------ Record excerpts
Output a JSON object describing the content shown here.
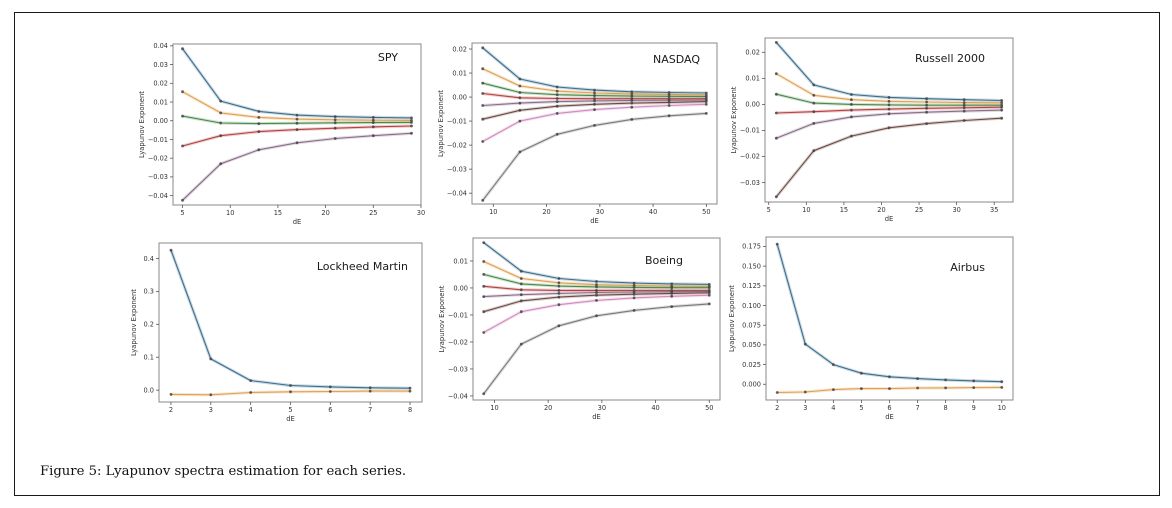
{
  "caption": {
    "label": "Figure 5:",
    "text": " Lyapunov spectra estimation for each series."
  },
  "colors": {
    "blue": "#3b6f8f",
    "orange": "#e0a050",
    "green": "#4a8a4a",
    "red": "#b84040",
    "purple": "#8a6e8a",
    "brown": "#6e4a42",
    "pink": "#d48ac0",
    "gray": "#7a7a7a"
  },
  "chart_data": [
    {
      "type": "line",
      "title": "SPY",
      "xlabel": "dE",
      "ylabel": "Lyapunov Exponent",
      "xlim": [
        4,
        30
      ],
      "ylim": [
        -0.045,
        0.041
      ],
      "xticks": [
        5,
        10,
        15,
        20,
        25,
        30
      ],
      "xtick_labels": [
        "5",
        "10",
        "15",
        "20",
        "25",
        "30"
      ],
      "yticks": [
        -0.04,
        -0.03,
        -0.02,
        -0.01,
        0.0,
        0.01,
        0.02,
        0.03,
        0.04
      ],
      "ytick_labels": [
        "-0.04",
        "-0.03",
        "-0.02",
        "-0.01",
        "0.00",
        "0.01",
        "0.02",
        "0.03",
        "0.04"
      ],
      "x": [
        5,
        9,
        13,
        17,
        21,
        25,
        29
      ],
      "series": [
        {
          "name": "blue",
          "values": [
            0.0385,
            0.0105,
            0.005,
            0.003,
            0.0022,
            0.0018,
            0.0015
          ]
        },
        {
          "name": "orange",
          "values": [
            0.0155,
            0.0042,
            0.0018,
            0.0009,
            0.0005,
            0.0003,
            0.0002
          ]
        },
        {
          "name": "green",
          "values": [
            0.0025,
            -0.0012,
            -0.0015,
            -0.0013,
            -0.0011,
            -0.001,
            -0.0009
          ]
        },
        {
          "name": "red",
          "values": [
            -0.0135,
            -0.008,
            -0.0058,
            -0.0047,
            -0.004,
            -0.0033,
            -0.0028
          ]
        },
        {
          "name": "purple",
          "values": [
            -0.0425,
            -0.023,
            -0.0155,
            -0.0118,
            -0.0095,
            -0.008,
            -0.0067
          ]
        }
      ]
    },
    {
      "type": "line",
      "title": "NASDAQ",
      "xlabel": "dE",
      "ylabel": "Lyapunov Exponent",
      "xlim": [
        6,
        52
      ],
      "ylim": [
        -0.0445,
        0.0225
      ],
      "xticks": [
        10,
        20,
        30,
        40,
        50
      ],
      "xtick_labels": [
        "10",
        "20",
        "30",
        "40",
        "50"
      ],
      "yticks": [
        -0.04,
        -0.03,
        -0.02,
        -0.01,
        0.0,
        0.01,
        0.02
      ],
      "ytick_labels": [
        "-0.04",
        "-0.03",
        "-0.02",
        "-0.01",
        "0.00",
        "0.01",
        "0.02"
      ],
      "x": [
        8,
        15,
        22,
        29,
        36,
        43,
        50
      ],
      "series": [
        {
          "name": "blue",
          "values": [
            0.0205,
            0.0075,
            0.0042,
            0.0029,
            0.0022,
            0.0019,
            0.0017
          ]
        },
        {
          "name": "orange",
          "values": [
            0.0118,
            0.0046,
            0.0025,
            0.0017,
            0.0013,
            0.0011,
            0.0009
          ]
        },
        {
          "name": "green",
          "values": [
            0.0058,
            0.0019,
            0.001,
            0.0006,
            0.0004,
            0.0003,
            0.0002
          ]
        },
        {
          "name": "red",
          "values": [
            0.0015,
            -0.0003,
            -0.0006,
            -0.0007,
            -0.0007,
            -0.0007,
            -0.0007
          ]
        },
        {
          "name": "purple",
          "values": [
            -0.0035,
            -0.0025,
            -0.0019,
            -0.0016,
            -0.0014,
            -0.0013,
            -0.0012
          ]
        },
        {
          "name": "brown",
          "values": [
            -0.0092,
            -0.0055,
            -0.0038,
            -0.003,
            -0.0025,
            -0.0022,
            -0.0019
          ]
        },
        {
          "name": "pink",
          "values": [
            -0.0185,
            -0.01,
            -0.0068,
            -0.0052,
            -0.0042,
            -0.0035,
            -0.003
          ]
        },
        {
          "name": "gray",
          "values": [
            -0.043,
            -0.0228,
            -0.0155,
            -0.0118,
            -0.0093,
            -0.0078,
            -0.0068
          ]
        }
      ]
    },
    {
      "type": "line",
      "title": "Russell 2000",
      "xlabel": "dE",
      "ylabel": "Lyapunov Exponent",
      "xlim": [
        4.5,
        37.5
      ],
      "ylim": [
        -0.0375,
        0.0255
      ],
      "xticks": [
        5,
        10,
        15,
        20,
        25,
        30,
        35
      ],
      "xtick_labels": [
        "5",
        "10",
        "15",
        "20",
        "25",
        "30",
        "35"
      ],
      "yticks": [
        -0.03,
        -0.02,
        -0.01,
        0.0,
        0.01,
        0.02
      ],
      "ytick_labels": [
        "-0.03",
        "-0.02",
        "-0.01",
        "0.00",
        "0.01",
        "0.02"
      ],
      "x": [
        6,
        11,
        16,
        21,
        26,
        31,
        36
      ],
      "series": [
        {
          "name": "blue",
          "values": [
            0.0238,
            0.0075,
            0.0038,
            0.0027,
            0.0022,
            0.0018,
            0.0015
          ]
        },
        {
          "name": "orange",
          "values": [
            0.0118,
            0.0035,
            0.0018,
            0.0012,
            0.0009,
            0.0007,
            0.0006
          ]
        },
        {
          "name": "green",
          "values": [
            0.0039,
            0.0005,
            0.0,
            -0.0002,
            -0.0003,
            -0.0003,
            -0.0003
          ]
        },
        {
          "name": "red",
          "values": [
            -0.0033,
            -0.0028,
            -0.0022,
            -0.0018,
            -0.0015,
            -0.0013,
            -0.0011
          ]
        },
        {
          "name": "purple",
          "values": [
            -0.013,
            -0.0073,
            -0.0048,
            -0.0036,
            -0.003,
            -0.0026,
            -0.0022
          ]
        },
        {
          "name": "brown",
          "values": [
            -0.0355,
            -0.0178,
            -0.0122,
            -0.009,
            -0.0074,
            -0.0062,
            -0.0053
          ]
        }
      ]
    },
    {
      "type": "line",
      "title": "Lockheed Martin",
      "xlabel": "dE",
      "ylabel": "Lyapunov Exponent",
      "xlim": [
        1.7,
        8.3
      ],
      "ylim": [
        -0.036,
        0.447
      ],
      "xticks": [
        2,
        3,
        4,
        5,
        6,
        7,
        8
      ],
      "xtick_labels": [
        "2",
        "3",
        "4",
        "5",
        "6",
        "7",
        "8"
      ],
      "yticks": [
        0.0,
        0.1,
        0.2,
        0.3,
        0.4
      ],
      "ytick_labels": [
        "0.0",
        "0.1",
        "0.2",
        "0.3",
        "0.4"
      ],
      "x": [
        2,
        3,
        4,
        5,
        6,
        7,
        8
      ],
      "series": [
        {
          "name": "blue",
          "values": [
            0.425,
            0.095,
            0.029,
            0.014,
            0.01,
            0.007,
            0.006
          ]
        },
        {
          "name": "orange",
          "values": [
            -0.013,
            -0.014,
            -0.007,
            -0.005,
            -0.004,
            -0.003,
            -0.003
          ]
        }
      ]
    },
    {
      "type": "line",
      "title": "Boeing",
      "xlabel": "dE",
      "ylabel": "Lyapunov Exponent",
      "xlim": [
        6,
        52
      ],
      "ylim": [
        -0.0415,
        0.0185
      ],
      "xticks": [
        10,
        20,
        30,
        40,
        50
      ],
      "xtick_labels": [
        "10",
        "20",
        "30",
        "40",
        "50"
      ],
      "yticks": [
        -0.04,
        -0.03,
        -0.02,
        -0.01,
        0.0,
        0.01
      ],
      "ytick_labels": [
        "-0.04",
        "-0.03",
        "-0.02",
        "-0.01",
        "0.00",
        "0.01"
      ],
      "x": [
        8,
        15,
        22,
        29,
        36,
        43,
        50
      ],
      "series": [
        {
          "name": "blue",
          "values": [
            0.0168,
            0.0062,
            0.0035,
            0.0024,
            0.0018,
            0.0015,
            0.0013
          ]
        },
        {
          "name": "orange",
          "values": [
            0.0098,
            0.0035,
            0.0019,
            0.0012,
            0.0009,
            0.0007,
            0.0006
          ]
        },
        {
          "name": "green",
          "values": [
            0.005,
            0.0015,
            0.0007,
            0.0004,
            0.0002,
            0.0001,
            0.0001
          ]
        },
        {
          "name": "red",
          "values": [
            0.0006,
            -0.0007,
            -0.0009,
            -0.0009,
            -0.0009,
            -0.0009,
            -0.0009
          ]
        },
        {
          "name": "purple",
          "values": [
            -0.0032,
            -0.0025,
            -0.002,
            -0.0017,
            -0.0015,
            -0.0014,
            -0.0013
          ]
        },
        {
          "name": "brown",
          "values": [
            -0.0088,
            -0.0048,
            -0.0034,
            -0.0027,
            -0.0023,
            -0.002,
            -0.0018
          ]
        },
        {
          "name": "pink",
          "values": [
            -0.0165,
            -0.0088,
            -0.0062,
            -0.0046,
            -0.0037,
            -0.0031,
            -0.0027
          ]
        },
        {
          "name": "gray",
          "values": [
            -0.0392,
            -0.0208,
            -0.014,
            -0.0103,
            -0.0083,
            -0.0069,
            -0.0059
          ]
        }
      ]
    },
    {
      "type": "line",
      "title": "Airbus",
      "xlabel": "dE",
      "ylabel": "Lyapunov Exponent",
      "xlim": [
        1.6,
        10.4
      ],
      "ylim": [
        -0.02,
        0.187
      ],
      "xticks": [
        2,
        3,
        4,
        5,
        6,
        7,
        8,
        9,
        10
      ],
      "xtick_labels": [
        "2",
        "3",
        "4",
        "5",
        "6",
        "7",
        "8",
        "9",
        "10"
      ],
      "yticks": [
        0.0,
        0.025,
        0.05,
        0.075,
        0.1,
        0.125,
        0.15,
        0.175
      ],
      "ytick_labels": [
        "0.000",
        "0.025",
        "0.050",
        "0.075",
        "0.100",
        "0.125",
        "0.150",
        "0.175"
      ],
      "x": [
        2,
        3,
        4,
        5,
        6,
        7,
        8,
        9,
        10
      ],
      "series": [
        {
          "name": "blue",
          "values": [
            0.178,
            0.051,
            0.025,
            0.014,
            0.0095,
            0.0072,
            0.0055,
            0.0042,
            0.0033
          ]
        },
        {
          "name": "orange",
          "values": [
            -0.0105,
            -0.0098,
            -0.0068,
            -0.0055,
            -0.0055,
            -0.0048,
            -0.0046,
            -0.0042,
            -0.004
          ]
        }
      ]
    }
  ]
}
------------
*What the task asks*
Locate each line with the word "title" and copy it.

*Output of the task*
      "title": "SPY",
      "title": "NASDAQ",
      "title": "Russell 2000",
      "title": "Lockheed Martin",
      "title": "Boeing",
      "title": "Airbus",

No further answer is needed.